WRITTEN TASK
Copy each line in the data that includes the word "this".

MATERIAL FOR THE TASK

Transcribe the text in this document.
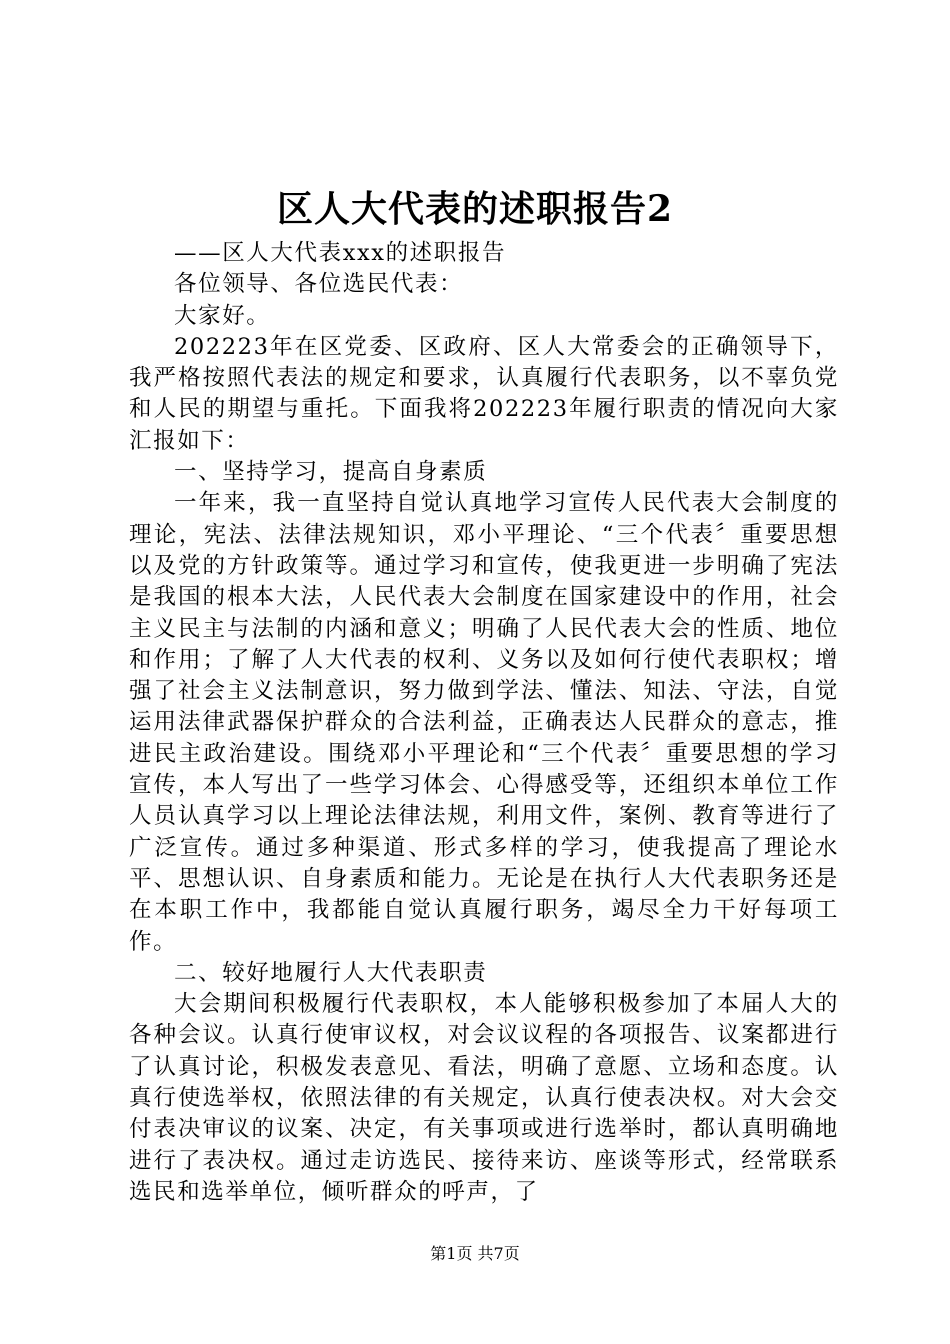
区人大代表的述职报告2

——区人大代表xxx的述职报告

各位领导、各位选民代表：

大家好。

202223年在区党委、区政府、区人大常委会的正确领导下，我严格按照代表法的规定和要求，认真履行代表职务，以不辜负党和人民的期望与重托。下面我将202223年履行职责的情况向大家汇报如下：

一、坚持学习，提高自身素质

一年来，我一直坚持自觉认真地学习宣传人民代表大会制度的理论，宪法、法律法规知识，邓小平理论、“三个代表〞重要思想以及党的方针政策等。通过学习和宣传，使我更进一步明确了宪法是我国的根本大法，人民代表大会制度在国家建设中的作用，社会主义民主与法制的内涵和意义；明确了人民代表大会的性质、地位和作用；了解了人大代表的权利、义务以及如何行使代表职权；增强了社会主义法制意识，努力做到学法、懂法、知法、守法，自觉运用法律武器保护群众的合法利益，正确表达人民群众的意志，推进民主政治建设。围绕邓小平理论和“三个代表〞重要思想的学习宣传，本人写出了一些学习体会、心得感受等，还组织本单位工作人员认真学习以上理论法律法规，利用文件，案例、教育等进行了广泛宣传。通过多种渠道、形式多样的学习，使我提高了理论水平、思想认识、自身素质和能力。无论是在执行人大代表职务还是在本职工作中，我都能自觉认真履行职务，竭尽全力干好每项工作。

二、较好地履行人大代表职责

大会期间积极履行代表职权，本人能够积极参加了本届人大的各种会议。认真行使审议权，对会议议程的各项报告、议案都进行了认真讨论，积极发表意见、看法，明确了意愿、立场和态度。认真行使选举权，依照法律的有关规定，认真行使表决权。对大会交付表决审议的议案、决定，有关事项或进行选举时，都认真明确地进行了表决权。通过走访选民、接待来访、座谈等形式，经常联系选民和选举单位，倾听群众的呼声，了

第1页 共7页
---
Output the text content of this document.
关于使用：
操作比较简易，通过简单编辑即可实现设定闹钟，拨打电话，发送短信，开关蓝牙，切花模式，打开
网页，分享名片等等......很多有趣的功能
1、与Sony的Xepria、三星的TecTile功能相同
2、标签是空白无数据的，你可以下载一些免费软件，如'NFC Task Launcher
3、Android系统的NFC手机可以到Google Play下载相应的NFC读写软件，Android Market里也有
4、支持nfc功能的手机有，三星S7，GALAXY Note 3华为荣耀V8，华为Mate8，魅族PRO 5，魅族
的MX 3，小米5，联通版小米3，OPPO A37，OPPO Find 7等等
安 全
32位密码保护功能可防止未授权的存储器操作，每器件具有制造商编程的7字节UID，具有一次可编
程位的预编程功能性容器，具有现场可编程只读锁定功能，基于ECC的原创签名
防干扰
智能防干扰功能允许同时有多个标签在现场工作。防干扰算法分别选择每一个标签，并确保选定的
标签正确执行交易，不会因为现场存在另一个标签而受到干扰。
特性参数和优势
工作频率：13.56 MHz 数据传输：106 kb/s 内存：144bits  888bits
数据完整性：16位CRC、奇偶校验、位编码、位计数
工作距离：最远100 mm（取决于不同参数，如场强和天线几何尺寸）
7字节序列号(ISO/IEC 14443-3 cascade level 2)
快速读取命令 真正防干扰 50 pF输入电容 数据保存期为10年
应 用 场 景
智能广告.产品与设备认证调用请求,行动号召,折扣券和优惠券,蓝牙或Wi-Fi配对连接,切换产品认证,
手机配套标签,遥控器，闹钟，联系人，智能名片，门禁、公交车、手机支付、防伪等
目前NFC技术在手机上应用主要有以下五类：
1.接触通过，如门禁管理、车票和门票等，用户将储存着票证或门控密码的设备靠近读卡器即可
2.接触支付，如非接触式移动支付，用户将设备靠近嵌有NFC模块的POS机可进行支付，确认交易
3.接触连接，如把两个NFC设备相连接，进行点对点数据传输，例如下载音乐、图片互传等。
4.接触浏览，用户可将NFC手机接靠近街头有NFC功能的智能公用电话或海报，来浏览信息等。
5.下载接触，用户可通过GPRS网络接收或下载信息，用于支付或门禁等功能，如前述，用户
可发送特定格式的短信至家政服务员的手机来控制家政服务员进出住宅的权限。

TASK RESPONSE
Transcribe the text in this document.
Output the text content of this document.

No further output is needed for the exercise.